## [REQUEST]
Work out how many lines of the listing hold the string "text". Answer with that number alone.

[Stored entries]
····················

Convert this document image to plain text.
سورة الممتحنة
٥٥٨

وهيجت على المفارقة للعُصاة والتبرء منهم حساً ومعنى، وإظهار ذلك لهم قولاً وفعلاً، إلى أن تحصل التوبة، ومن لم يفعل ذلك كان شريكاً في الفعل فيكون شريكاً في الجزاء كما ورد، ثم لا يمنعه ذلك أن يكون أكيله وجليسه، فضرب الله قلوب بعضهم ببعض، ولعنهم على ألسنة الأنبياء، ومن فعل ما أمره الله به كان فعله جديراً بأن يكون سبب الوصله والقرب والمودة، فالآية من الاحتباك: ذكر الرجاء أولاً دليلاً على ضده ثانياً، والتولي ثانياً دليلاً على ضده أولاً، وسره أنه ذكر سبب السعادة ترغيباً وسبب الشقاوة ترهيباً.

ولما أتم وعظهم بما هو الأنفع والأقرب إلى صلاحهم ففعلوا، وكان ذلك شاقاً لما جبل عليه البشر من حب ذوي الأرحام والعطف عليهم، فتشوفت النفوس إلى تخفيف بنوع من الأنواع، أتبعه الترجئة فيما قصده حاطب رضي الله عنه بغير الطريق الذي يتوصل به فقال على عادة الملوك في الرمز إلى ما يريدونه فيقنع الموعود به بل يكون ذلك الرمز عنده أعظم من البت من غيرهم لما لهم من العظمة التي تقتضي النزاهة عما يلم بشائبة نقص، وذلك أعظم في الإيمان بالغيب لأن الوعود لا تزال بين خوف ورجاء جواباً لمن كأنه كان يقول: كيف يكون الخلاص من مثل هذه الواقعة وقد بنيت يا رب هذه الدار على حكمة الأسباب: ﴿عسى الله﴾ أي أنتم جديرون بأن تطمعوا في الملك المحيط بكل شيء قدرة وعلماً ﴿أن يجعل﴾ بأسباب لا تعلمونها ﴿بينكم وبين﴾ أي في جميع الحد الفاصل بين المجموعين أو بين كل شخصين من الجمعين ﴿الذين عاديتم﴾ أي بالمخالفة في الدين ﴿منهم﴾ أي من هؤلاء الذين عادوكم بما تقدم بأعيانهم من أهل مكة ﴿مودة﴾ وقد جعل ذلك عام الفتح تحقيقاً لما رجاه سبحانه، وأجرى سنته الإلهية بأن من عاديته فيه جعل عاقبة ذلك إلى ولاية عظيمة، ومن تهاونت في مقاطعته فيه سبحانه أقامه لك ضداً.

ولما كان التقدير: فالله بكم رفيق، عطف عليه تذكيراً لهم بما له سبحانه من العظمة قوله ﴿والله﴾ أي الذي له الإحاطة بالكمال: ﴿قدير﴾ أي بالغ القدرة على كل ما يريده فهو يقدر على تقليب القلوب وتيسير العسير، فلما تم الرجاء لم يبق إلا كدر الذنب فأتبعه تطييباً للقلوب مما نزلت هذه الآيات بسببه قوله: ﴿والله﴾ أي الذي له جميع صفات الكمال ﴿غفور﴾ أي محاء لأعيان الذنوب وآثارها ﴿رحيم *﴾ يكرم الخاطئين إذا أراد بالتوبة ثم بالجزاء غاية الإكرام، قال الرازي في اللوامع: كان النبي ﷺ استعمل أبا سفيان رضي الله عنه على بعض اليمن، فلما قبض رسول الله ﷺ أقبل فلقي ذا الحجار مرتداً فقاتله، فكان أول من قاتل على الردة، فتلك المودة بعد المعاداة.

····················

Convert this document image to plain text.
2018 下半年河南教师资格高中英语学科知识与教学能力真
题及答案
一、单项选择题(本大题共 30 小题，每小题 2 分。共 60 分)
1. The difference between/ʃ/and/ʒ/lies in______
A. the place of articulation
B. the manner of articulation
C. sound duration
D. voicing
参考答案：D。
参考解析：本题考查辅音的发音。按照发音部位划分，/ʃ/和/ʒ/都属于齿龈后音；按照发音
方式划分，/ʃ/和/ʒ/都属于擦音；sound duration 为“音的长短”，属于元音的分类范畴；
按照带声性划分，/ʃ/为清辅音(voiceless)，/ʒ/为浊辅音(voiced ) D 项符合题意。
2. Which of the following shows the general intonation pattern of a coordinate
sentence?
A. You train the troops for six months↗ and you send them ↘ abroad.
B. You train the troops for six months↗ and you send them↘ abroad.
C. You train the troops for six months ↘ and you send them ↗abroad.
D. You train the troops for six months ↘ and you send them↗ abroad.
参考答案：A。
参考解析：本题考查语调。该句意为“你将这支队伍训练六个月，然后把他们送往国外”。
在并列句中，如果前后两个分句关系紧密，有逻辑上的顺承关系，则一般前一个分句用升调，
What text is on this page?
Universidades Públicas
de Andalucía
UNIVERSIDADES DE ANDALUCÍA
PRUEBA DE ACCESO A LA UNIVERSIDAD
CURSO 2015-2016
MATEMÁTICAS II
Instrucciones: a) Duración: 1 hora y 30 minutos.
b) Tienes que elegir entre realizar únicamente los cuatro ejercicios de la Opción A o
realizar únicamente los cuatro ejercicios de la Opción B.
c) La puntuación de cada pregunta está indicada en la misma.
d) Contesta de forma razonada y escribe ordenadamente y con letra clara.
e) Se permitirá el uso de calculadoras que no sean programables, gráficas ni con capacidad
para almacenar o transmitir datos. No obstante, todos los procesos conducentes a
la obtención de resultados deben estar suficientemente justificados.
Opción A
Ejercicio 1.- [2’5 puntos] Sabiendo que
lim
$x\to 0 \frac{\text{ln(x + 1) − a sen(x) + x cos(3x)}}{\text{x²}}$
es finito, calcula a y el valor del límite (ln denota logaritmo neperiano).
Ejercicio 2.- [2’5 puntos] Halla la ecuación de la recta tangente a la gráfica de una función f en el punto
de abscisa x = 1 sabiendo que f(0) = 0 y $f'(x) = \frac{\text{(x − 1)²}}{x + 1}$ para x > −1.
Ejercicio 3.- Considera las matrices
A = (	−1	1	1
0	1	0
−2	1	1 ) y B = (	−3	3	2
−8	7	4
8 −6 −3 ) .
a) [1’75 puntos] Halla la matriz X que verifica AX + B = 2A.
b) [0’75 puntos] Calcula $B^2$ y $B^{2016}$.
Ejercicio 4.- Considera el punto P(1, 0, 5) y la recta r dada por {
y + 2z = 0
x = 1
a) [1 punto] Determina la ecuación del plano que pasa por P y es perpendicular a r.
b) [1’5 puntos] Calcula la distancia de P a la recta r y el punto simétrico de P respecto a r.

····················

## [THE RESPONSE]
5